> RECORD LIST:
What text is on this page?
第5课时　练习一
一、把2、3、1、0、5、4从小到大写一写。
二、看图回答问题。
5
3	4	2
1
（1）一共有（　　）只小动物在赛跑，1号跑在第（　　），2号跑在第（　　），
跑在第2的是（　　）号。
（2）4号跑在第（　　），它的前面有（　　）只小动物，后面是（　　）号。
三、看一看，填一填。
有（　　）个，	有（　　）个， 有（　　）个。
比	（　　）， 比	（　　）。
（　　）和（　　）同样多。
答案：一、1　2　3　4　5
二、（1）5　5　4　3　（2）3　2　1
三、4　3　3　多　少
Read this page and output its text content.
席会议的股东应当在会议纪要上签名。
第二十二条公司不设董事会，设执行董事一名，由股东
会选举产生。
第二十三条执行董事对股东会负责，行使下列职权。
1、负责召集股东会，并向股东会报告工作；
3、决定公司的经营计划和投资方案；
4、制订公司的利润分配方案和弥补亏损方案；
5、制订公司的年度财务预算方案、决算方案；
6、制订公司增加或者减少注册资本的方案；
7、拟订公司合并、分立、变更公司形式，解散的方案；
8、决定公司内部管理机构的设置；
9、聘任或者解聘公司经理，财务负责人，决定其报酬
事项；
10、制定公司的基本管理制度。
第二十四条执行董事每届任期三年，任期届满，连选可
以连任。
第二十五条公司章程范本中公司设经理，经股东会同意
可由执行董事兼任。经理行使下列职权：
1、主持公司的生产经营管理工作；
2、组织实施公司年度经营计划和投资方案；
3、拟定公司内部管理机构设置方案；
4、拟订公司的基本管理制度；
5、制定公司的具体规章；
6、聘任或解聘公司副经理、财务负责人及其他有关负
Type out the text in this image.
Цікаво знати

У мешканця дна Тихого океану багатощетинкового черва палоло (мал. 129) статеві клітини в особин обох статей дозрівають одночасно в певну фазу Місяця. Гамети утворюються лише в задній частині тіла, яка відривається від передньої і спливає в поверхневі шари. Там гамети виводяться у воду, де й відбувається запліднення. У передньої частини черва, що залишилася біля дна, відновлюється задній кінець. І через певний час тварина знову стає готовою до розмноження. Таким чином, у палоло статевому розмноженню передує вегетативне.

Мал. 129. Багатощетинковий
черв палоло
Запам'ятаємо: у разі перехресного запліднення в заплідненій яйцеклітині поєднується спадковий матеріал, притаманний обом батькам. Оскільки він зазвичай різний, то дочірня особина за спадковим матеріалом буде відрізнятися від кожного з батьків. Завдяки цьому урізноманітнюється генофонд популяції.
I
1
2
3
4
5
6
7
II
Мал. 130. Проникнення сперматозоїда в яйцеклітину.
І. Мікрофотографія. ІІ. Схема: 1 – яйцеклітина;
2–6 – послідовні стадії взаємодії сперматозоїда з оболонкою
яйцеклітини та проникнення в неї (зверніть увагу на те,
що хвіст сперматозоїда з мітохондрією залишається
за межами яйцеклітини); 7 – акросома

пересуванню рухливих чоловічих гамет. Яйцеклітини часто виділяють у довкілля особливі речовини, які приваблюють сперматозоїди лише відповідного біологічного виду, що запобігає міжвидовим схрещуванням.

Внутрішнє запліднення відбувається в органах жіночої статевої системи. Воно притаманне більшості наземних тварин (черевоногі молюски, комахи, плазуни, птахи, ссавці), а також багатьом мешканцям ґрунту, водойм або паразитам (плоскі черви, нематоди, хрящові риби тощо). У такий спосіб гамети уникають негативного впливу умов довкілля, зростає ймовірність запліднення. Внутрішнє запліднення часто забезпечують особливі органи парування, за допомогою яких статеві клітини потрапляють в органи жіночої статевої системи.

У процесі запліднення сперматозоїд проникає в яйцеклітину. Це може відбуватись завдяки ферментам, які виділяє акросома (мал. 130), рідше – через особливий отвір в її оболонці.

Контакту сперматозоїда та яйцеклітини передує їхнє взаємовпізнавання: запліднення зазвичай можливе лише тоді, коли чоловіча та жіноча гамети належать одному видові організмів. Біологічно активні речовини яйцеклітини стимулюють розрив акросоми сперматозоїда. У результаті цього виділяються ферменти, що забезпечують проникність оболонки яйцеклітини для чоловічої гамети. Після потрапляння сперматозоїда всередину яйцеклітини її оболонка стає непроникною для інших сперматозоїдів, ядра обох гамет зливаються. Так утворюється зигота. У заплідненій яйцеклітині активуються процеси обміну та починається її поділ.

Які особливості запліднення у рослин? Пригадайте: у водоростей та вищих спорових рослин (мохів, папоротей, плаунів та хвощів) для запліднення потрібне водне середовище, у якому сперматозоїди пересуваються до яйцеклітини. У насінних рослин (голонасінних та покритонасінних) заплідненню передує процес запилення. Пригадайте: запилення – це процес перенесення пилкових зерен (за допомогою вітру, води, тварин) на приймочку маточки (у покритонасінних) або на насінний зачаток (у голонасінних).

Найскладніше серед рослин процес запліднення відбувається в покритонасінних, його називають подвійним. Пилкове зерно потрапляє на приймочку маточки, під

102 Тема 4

> AIM OF THE TASK: Transcribe the full listing above without leaving anything out.

> THE COMPLETED TASK:
What text is on this page?
第5课时　练习一
一、把2、3、1、0、5、4从小到大写一写。
二、看图回答问题。
5
3	4	2
1
（1）一共有（　　）只小动物在赛跑，1号跑在第（　　），2号跑在第（　　），
跑在第2的是（　　）号。
（2）4号跑在第（　　），它的前面有（　　）只小动物，后面是（　　）号。
三、看一看，填一填。
有（　　）个，	有（　　）个， 有（　　）个。
比	（　　）， 比	（　　）。
（　　）和（　　）同样多。
答案：一、1　2　3　4　5
二、（1）5　5　4　3　（2）3　2　1
三、4　3　3　多　少
Read this page and output its text content.
席会议的股东应当在会议纪要上签名。
第二十二条公司不设董事会，设执行董事一名，由股东
会选举产生。
第二十三条执行董事对股东会负责，行使下列职权。
1、负责召集股东会，并向股东会报告工作；
3、决定公司的经营计划和投资方案；
4、制订公司的利润分配方案和弥补亏损方案；
5、制订公司的年度财务预算方案、决算方案；
6、制订公司增加或者减少注册资本的方案；
7、拟订公司合并、分立、变更公司形式，解散的方案；
8、决定公司内部管理机构的设置；
9、聘任或者解聘公司经理，财务负责人，决定其报酬
事项；
10、制定公司的基本管理制度。
第二十四条执行董事每届任期三年，任期届满，连选可
以连任。
第二十五条公司章程范本中公司设经理，经股东会同意
可由执行董事兼任。经理行使下列职权：
1、主持公司的生产经营管理工作；
2、组织实施公司年度经营计划和投资方案；
3、拟定公司内部管理机构设置方案；
4、拟订公司的基本管理制度；
5、制定公司的具体规章；
6、聘任或解聘公司副经理、财务负责人及其他有关负
Type out the text in this image.
Цікаво знати

У мешканця дна Тихого океану багатощетинкового черва палоло (мал. 129) статеві клітини в особин обох статей дозрівають одночасно в певну фазу Місяця. Гамети утворюються лише в задній частині тіла, яка відривається від передньої і спливає в поверхневі шари. Там гамети виводяться у воду, де й відбувається запліднення. У передньої частини черва, що залишилася біля дна, відновлюється задній кінець. І через певний час тварина знову стає готовою до розмноження. Таким чином, у палоло статевому розмноженню передує вегетативне.

Мал. 129. Багатощетинковий
черв палоло
Запам'ятаємо: у разі перехресного запліднення в заплідненій яйцеклітині поєднується спадковий матеріал, притаманний обом батькам. Оскільки він зазвичай різний, то дочірня особина за спадковим матеріалом буде відрізнятися від кожного з батьків. Завдяки цьому урізноманітнюється генофонд популяції.
I
1
2
3
4
5
6
7
II
Мал. 130. Проникнення сперматозоїда в яйцеклітину.
І. Мікрофотографія. ІІ. Схема: 1 – яйцеклітина;
2–6 – послідовні стадії взаємодії сперматозоїда з оболонкою
яйцеклітини та проникнення в неї (зверніть увагу на те,
що хвіст сперматозоїда з мітохондрією залишається
за межами яйцеклітини); 7 – акросома

пересуванню рухливих чоловічих гамет. Яйцеклітини часто виділяють у довкілля особливі речовини, які приваблюють сперматозоїди лише відповідного біологічного виду, що запобігає міжвидовим схрещуванням.

Внутрішнє запліднення відбувається в органах жіночої статевої системи. Воно притаманне більшості наземних тварин (черевоногі молюски, комахи, плазуни, птахи, ссавці), а також багатьом мешканцям ґрунту, водойм або паразитам (плоскі черви, нематоди, хрящові риби тощо). У такий спосіб гамети уникають негативного впливу умов довкілля, зростає ймовірність запліднення. Внутрішнє запліднення часто забезпечують особливі органи парування, за допомогою яких статеві клітини потрапляють в органи жіночої статевої системи.

У процесі запліднення сперматозоїд проникає в яйцеклітину. Це може відбуватись завдяки ферментам, які виділяє акросома (мал. 130), рідше – через особливий отвір в її оболонці.

Контакту сперматозоїда та яйцеклітини передує їхнє взаємовпізнавання: запліднення зазвичай можливе лише тоді, коли чоловіча та жіноча гамети належать одному видові організмів. Біологічно активні речовини яйцеклітини стимулюють розрив акросоми сперматозоїда. У результаті цього виділяються ферменти, що забезпечують проникність оболонки яйцеклітини для чоловічої гамети. Після потрапляння сперматозоїда всередину яйцеклітини її оболонка стає непроникною для інших сперматозоїдів, ядра обох гамет зливаються. Так утворюється зигота. У заплідненій яйцеклітині активуються процеси обміну та починається її поділ.

Які особливості запліднення у рослин? Пригадайте: у водоростей та вищих спорових рослин (мохів, папоротей, плаунів та хвощів) для запліднення потрібне водне середовище, у якому сперматозоїди пересуваються до яйцеклітини. У насінних рослин (голонасінних та покритонасінних) заплідненню передує процес запилення. Пригадайте: запилення – це процес перенесення пилкових зерен (за допомогою вітру, води, тварин) на приймочку маточки (у покритонасінних) або на насінний зачаток (у голонасінних).

Найскладніше серед рослин процес запліднення відбувається в покритонасінних, його називають подвійним. Пилкове зерно потрапляє на приймочку маточки, під

102 Тема 4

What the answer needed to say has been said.